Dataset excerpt
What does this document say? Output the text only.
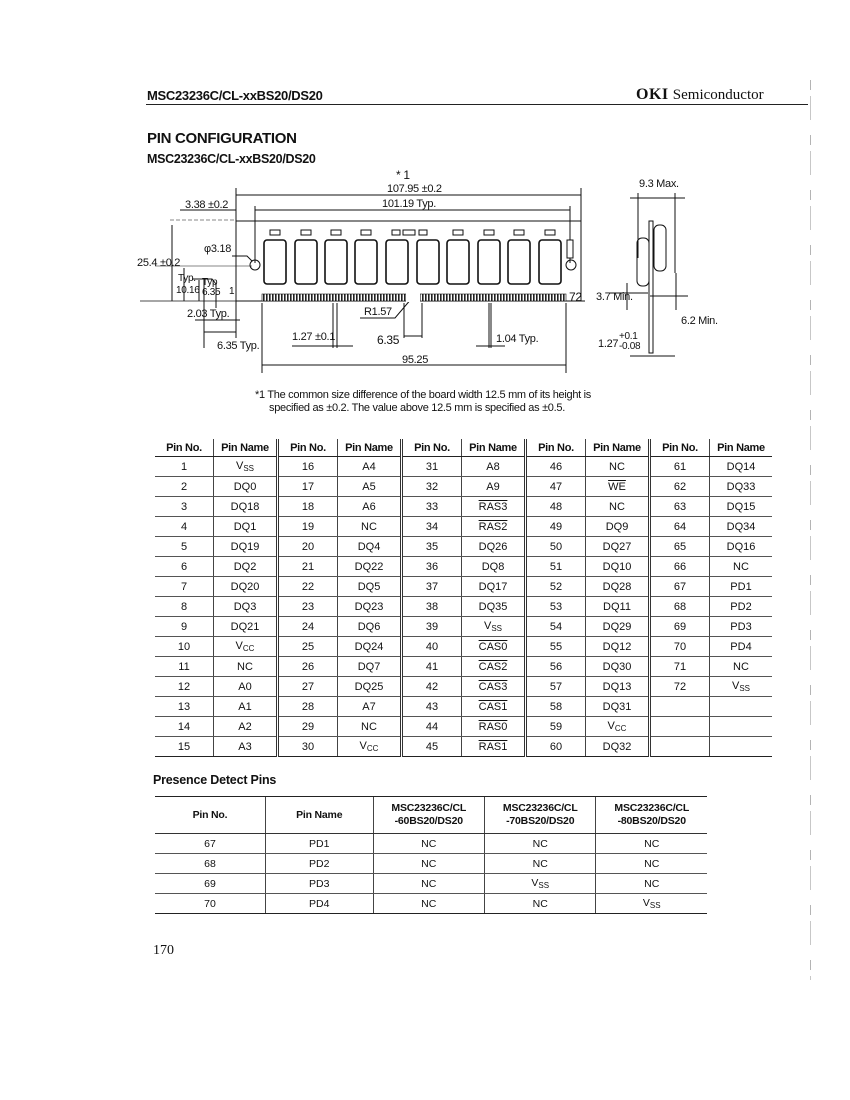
MSC23236C/CL-xxBS20/DS20	OKI Semiconductor
PIN CONFIGURATION
MSC23236C/CL-xxBS20/DS20
* 1
107.95 ±0.2
101.19 Typ.
3.38 ±0.2
φ3.18
25.4 ±0.2
Typ.
10.16
Typ
6.35 1	72
2.03 Typ.
6.35 Typ.
1.27 ±0.1
R1.57
6.35	1.04 Typ.
95.25
9.3 Max.
3.7 Min.
6.2 Min.
1.27
+0.1
-0.08
*1 The common size difference of the board width 12.5 mm of its height is
specified as ±0.2. The value above 12.5 mm is specified as ±0.5.
Pin No.	Pin Name	Pin No.	Pin Name	Pin No.	Pin Name	Pin No.	Pin Name	Pin No.	Pin Name
1	$V_{SS}$	16	A4	31	A8	46	NC	61	DQ14
2	DQ0	17	A5	32	A9	47	$\overline{WE}$	62	DQ33
3	DQ18	18	A6	33	RAS3	48	NC	63	DQ15
4	DQ1	19	NC	34	RAS2	49	DQ9	64	DQ34
5	DQ19	20	DQ4	35	DQ26	50	DQ27	65	DQ16
6	DQ2	21	DQ22	36	DQ8	51	DQ10	66	NC
7	DQ20	22	DQ5	37	DQ17	52	DQ28	67	PD1
8	DQ3	23	DQ23	38	DQ35	53	DQ11	68	PD2
9	DQ21	24	DQ6	39	$V_{SS}$	54	DQ29	69	PD3
10	$V_{CC}$	25	DQ24	40	CAS0	55	DQ12	70	PD4
11	NC	26	DQ7	41	CAS2	56	DQ30	71	NC
12	A0	27	DQ25	42	CAS3	57	DQ13	72	$V_{SS}$
13	A1	28	A7	43	CAS1	58	DQ31		
14	A2	29	NC	44	RAS0	59	$V_{CC}$		
15	A3	30	$V_{CC}$	45	RAS1	60	DQ32		
Presence Detect Pins
Pin No.	Pin Name	MSC23236C/CL
-60BS20/DS20	MSC23236C/CL
-70BS20/DS20	MSC23236C/CL
-80BS20/DS20
67	PD1	NC	NC	NC
68	PD2	NC	NC	NC
69	PD3	NC	$V_{SS}$	NC
70	PD4	NC	NC	$V_{SS}$
170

### WHAT YOU WILL DO
Your task is an exact transcription of all the data, minus the pictures.

### OUTPUT OF THE TASK
What does this document say? Output the text only.
MSC23236C/CL-xxBS20/DS20	OKI Semiconductor
PIN CONFIGURATION
MSC23236C/CL-xxBS20/DS20
* 1
107.95 ±0.2
101.19 Typ.
3.38 ±0.2
φ3.18
25.4 ±0.2
Typ.
10.16
Typ
6.35 1	72
2.03 Typ.
6.35 Typ.
1.27 ±0.1
R1.57
6.35	1.04 Typ.
95.25
9.3 Max.
3.7 Min.
6.2 Min.
1.27
+0.1
-0.08
*1 The common size difference of the board width 12.5 mm of its height is
specified as ±0.2. The value above 12.5 mm is specified as ±0.5.
Pin No.	Pin Name	Pin No.	Pin Name	Pin No.	Pin Name	Pin No.	Pin Name	Pin No.	Pin Name
1	$V_{SS}$	16	A4	31	A8	46	NC	61	DQ14
2	DQ0	17	A5	32	A9	47	$\overline{WE}$	62	DQ33
3	DQ18	18	A6	33	RAS3	48	NC	63	DQ15
4	DQ1	19	NC	34	RAS2	49	DQ9	64	DQ34
5	DQ19	20	DQ4	35	DQ26	50	DQ27	65	DQ16
6	DQ2	21	DQ22	36	DQ8	51	DQ10	66	NC
7	DQ20	22	DQ5	37	DQ17	52	DQ28	67	PD1
8	DQ3	23	DQ23	38	DQ35	53	DQ11	68	PD2
9	DQ21	24	DQ6	39	$V_{SS}$	54	DQ29	69	PD3
10	$V_{CC}$	25	DQ24	40	CAS0	55	DQ12	70	PD4
11	NC	26	DQ7	41	CAS2	56	DQ30	71	NC
12	A0	27	DQ25	42	CAS3	57	DQ13	72	$V_{SS}$
13	A1	28	A7	43	CAS1	58	DQ31		
14	A2	29	NC	44	RAS0	59	$V_{CC}$		
15	A3	30	$V_{CC}$	45	RAS1	60	DQ32		
Presence Detect Pins
Pin No.	Pin Name	MSC23236C/CL
-60BS20/DS20	MSC23236C/CL
-70BS20/DS20	MSC23236C/CL
-80BS20/DS20
67	PD1	NC	NC	NC
68	PD2	NC	NC	NC
69	PD3	NC	$V_{SS}$	NC
70	PD4	NC	NC	$V_{SS}$
170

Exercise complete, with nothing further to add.